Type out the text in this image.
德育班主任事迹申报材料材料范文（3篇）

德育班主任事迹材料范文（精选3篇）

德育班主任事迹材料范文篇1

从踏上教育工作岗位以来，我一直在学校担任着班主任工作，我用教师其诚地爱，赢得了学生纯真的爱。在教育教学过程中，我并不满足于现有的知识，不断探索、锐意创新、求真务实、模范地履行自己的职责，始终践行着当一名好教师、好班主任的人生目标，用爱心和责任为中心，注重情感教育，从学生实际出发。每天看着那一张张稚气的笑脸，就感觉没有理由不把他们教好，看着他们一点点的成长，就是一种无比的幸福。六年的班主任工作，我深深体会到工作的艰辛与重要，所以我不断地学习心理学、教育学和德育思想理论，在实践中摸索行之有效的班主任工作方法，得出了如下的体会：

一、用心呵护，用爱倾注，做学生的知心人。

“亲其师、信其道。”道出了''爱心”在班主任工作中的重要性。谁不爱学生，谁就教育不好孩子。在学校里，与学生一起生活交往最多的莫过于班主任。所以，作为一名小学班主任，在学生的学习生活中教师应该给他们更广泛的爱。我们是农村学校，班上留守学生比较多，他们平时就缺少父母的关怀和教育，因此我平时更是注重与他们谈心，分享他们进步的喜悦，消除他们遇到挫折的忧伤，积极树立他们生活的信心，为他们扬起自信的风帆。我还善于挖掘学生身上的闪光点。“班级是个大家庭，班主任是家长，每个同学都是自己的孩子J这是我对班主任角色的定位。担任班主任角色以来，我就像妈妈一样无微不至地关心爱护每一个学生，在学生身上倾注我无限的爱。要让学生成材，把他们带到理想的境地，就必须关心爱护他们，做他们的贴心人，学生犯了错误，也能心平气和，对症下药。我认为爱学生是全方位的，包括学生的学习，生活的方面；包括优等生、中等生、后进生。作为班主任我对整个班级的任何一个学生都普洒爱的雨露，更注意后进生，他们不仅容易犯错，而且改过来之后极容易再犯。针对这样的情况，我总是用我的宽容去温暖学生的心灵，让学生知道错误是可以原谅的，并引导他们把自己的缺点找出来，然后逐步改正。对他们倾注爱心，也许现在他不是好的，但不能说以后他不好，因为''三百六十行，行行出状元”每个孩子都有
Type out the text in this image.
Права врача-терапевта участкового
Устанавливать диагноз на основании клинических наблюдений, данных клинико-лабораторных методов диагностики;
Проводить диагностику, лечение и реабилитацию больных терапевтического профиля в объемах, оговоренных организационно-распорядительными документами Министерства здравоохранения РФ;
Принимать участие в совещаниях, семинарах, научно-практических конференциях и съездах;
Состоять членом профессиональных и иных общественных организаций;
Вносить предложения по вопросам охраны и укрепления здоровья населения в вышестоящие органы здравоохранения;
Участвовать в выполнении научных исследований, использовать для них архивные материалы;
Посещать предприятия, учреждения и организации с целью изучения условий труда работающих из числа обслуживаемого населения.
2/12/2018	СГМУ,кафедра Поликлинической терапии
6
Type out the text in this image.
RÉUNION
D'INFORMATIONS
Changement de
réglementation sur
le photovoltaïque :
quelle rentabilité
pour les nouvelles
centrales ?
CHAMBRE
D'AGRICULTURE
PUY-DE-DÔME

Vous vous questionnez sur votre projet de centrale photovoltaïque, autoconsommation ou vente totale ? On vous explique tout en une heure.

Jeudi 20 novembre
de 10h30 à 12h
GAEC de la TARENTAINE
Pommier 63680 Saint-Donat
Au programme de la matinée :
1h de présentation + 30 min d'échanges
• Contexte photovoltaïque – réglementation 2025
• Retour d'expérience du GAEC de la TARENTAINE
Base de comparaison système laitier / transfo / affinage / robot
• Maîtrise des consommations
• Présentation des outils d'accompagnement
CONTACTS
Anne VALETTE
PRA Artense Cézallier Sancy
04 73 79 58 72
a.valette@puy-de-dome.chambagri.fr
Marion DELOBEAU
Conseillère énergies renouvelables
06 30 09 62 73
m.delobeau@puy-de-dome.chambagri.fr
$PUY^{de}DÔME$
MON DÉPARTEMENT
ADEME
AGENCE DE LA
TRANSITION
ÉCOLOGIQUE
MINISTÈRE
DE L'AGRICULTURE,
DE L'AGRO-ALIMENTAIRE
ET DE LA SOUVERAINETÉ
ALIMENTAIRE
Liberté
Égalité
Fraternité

※ ※ ※

WORK TO DO:
Every entry should be printed again exactly as it stands.

SOLUTION BELOW:
Type out the text in this image.
德育班主任事迹申报材料材料范文（3篇）

德育班主任事迹材料范文（精选3篇）

德育班主任事迹材料范文篇1

从踏上教育工作岗位以来，我一直在学校担任着班主任工作，我用教师其诚地爱，赢得了学生纯真的爱。在教育教学过程中，我并不满足于现有的知识，不断探索、锐意创新、求真务实、模范地履行自己的职责，始终践行着当一名好教师、好班主任的人生目标，用爱心和责任为中心，注重情感教育，从学生实际出发。每天看着那一张张稚气的笑脸，就感觉没有理由不把他们教好，看着他们一点点的成长，就是一种无比的幸福。六年的班主任工作，我深深体会到工作的艰辛与重要，所以我不断地学习心理学、教育学和德育思想理论，在实践中摸索行之有效的班主任工作方法，得出了如下的体会：

一、用心呵护，用爱倾注，做学生的知心人。

“亲其师、信其道。”道出了''爱心”在班主任工作中的重要性。谁不爱学生，谁就教育不好孩子。在学校里，与学生一起生活交往最多的莫过于班主任。所以，作为一名小学班主任，在学生的学习生活中教师应该给他们更广泛的爱。我们是农村学校，班上留守学生比较多，他们平时就缺少父母的关怀和教育，因此我平时更是注重与他们谈心，分享他们进步的喜悦，消除他们遇到挫折的忧伤，积极树立他们生活的信心，为他们扬起自信的风帆。我还善于挖掘学生身上的闪光点。“班级是个大家庭，班主任是家长，每个同学都是自己的孩子J这是我对班主任角色的定位。担任班主任角色以来，我就像妈妈一样无微不至地关心爱护每一个学生，在学生身上倾注我无限的爱。要让学生成材，把他们带到理想的境地，就必须关心爱护他们，做他们的贴心人，学生犯了错误，也能心平气和，对症下药。我认为爱学生是全方位的，包括学生的学习，生活的方面；包括优等生、中等生、后进生。作为班主任我对整个班级的任何一个学生都普洒爱的雨露，更注意后进生，他们不仅容易犯错，而且改过来之后极容易再犯。针对这样的情况，我总是用我的宽容去温暖学生的心灵，让学生知道错误是可以原谅的，并引导他们把自己的缺点找出来，然后逐步改正。对他们倾注爱心，也许现在他不是好的，但不能说以后他不好，因为''三百六十行，行行出状元”每个孩子都有
Type out the text in this image.
Права врача-терапевта участкового
Устанавливать диагноз на основании клинических наблюдений, данных клинико-лабораторных методов диагностики;
Проводить диагностику, лечение и реабилитацию больных терапевтического профиля в объемах, оговоренных организационно-распорядительными документами Министерства здравоохранения РФ;
Принимать участие в совещаниях, семинарах, научно-практических конференциях и съездах;
Состоять членом профессиональных и иных общественных организаций;
Вносить предложения по вопросам охраны и укрепления здоровья населения в вышестоящие органы здравоохранения;
Участвовать в выполнении научных исследований, использовать для них архивные материалы;
Посещать предприятия, учреждения и организации с целью изучения условий труда работающих из числа обслуживаемого населения.
2/12/2018	СГМУ,кафедра Поликлинической терапии
6
Type out the text in this image.
RÉUNION
D'INFORMATIONS
Changement de
réglementation sur
le photovoltaïque :
quelle rentabilité
pour les nouvelles
centrales ?
CHAMBRE
D'AGRICULTURE
PUY-DE-DÔME

Vous vous questionnez sur votre projet de centrale photovoltaïque, autoconsommation ou vente totale ? On vous explique tout en une heure.

Jeudi 20 novembre
de 10h30 à 12h
GAEC de la TARENTAINE
Pommier 63680 Saint-Donat
Au programme de la matinée :
1h de présentation + 30 min d'échanges
• Contexte photovoltaïque – réglementation 2025
• Retour d'expérience du GAEC de la TARENTAINE
Base de comparaison système laitier / transfo / affinage / robot
• Maîtrise des consommations
• Présentation des outils d'accompagnement
CONTACTS
Anne VALETTE
PRA Artense Cézallier Sancy
04 73 79 58 72
a.valette@puy-de-dome.chambagri.fr
Marion DELOBEAU
Conseillère énergies renouvelables
06 30 09 62 73
m.delobeau@puy-de-dome.chambagri.fr
$PUY^{de}DÔME$
MON DÉPARTEMENT
ADEME
AGENCE DE LA
TRANSITION
ÉCOLOGIQUE
MINISTÈRE
DE L'AGRICULTURE,
DE L'AGRO-ALIMENTAIRE
ET DE LA SOUVERAINETÉ
ALIMENTAIRE
Liberté
Égalité
Fraternité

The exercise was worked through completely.